--- Start of INPUT RECORDS ---
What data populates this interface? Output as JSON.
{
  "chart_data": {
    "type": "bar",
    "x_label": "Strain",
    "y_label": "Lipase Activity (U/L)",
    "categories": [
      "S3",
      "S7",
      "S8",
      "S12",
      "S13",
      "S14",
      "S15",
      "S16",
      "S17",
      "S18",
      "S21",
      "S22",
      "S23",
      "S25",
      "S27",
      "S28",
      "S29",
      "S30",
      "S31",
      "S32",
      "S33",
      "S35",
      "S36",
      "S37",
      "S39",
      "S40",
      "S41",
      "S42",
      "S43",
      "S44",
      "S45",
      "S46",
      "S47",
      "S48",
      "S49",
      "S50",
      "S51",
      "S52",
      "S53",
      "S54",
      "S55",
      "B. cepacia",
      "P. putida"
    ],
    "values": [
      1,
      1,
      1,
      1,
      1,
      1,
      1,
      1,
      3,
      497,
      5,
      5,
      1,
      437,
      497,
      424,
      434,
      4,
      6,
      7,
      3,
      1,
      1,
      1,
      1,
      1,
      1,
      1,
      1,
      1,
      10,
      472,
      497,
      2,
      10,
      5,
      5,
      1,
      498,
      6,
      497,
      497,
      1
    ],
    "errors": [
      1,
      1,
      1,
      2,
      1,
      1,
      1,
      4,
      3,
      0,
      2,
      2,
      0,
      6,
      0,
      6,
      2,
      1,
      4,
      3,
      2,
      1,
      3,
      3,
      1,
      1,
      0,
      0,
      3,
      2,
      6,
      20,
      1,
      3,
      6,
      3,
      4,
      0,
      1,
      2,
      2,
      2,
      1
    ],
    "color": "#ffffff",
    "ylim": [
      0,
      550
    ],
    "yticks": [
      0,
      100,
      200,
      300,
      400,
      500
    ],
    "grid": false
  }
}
--- End of INPUT RECORDS ---
**PROBLEM DESCRIPTION**: Restate every record exactly, leaving nothing out.

**CORRECT RESPONSE**:
What data populates this interface? Output as JSON.
{
  "chart_data": {
    "type": "bar",
    "x_label": "Strain",
    "y_label": "Lipase Activity (U/L)",
    "categories": [
      "S3",
      "S7",
      "S8",
      "S12",
      "S13",
      "S14",
      "S15",
      "S16",
      "S17",
      "S18",
      "S21",
      "S22",
      "S23",
      "S25",
      "S27",
      "S28",
      "S29",
      "S30",
      "S31",
      "S32",
      "S33",
      "S35",
      "S36",
      "S37",
      "S39",
      "S40",
      "S41",
      "S42",
      "S43",
      "S44",
      "S45",
      "S46",
      "S47",
      "S48",
      "S49",
      "S50",
      "S51",
      "S52",
      "S53",
      "S54",
      "S55",
      "B. cepacia",
      "P. putida"
    ],
    "values": [
      1,
      1,
      1,
      1,
      1,
      1,
      1,
      1,
      3,
      497,
      5,
      5,
      1,
      437,
      497,
      424,
      434,
      4,
      6,
      7,
      3,
      1,
      1,
      1,
      1,
      1,
      1,
      1,
      1,
      1,
      10,
      472,
      497,
      2,
      10,
      5,
      5,
      1,
      498,
      6,
      497,
      497,
      1
    ],
    "errors": [
      1,
      1,
      1,
      2,
      1,
      1,
      1,
      4,
      3,
      0,
      2,
      2,
      0,
      6,
      0,
      6,
      2,
      1,
      4,
      3,
      2,
      1,
      3,
      3,
      1,
      1,
      0,
      0,
      3,
      2,
      6,
      20,
      1,
      3,
      6,
      3,
      4,
      0,
      1,
      2,
      2,
      2,
      1
    ],
    "color": "#ffffff",
    "ylim": [
      0,
      550
    ],
    "yticks": [
      0,
      100,
      200,
      300,
      400,
      500
    ],
    "grid": false
  }
}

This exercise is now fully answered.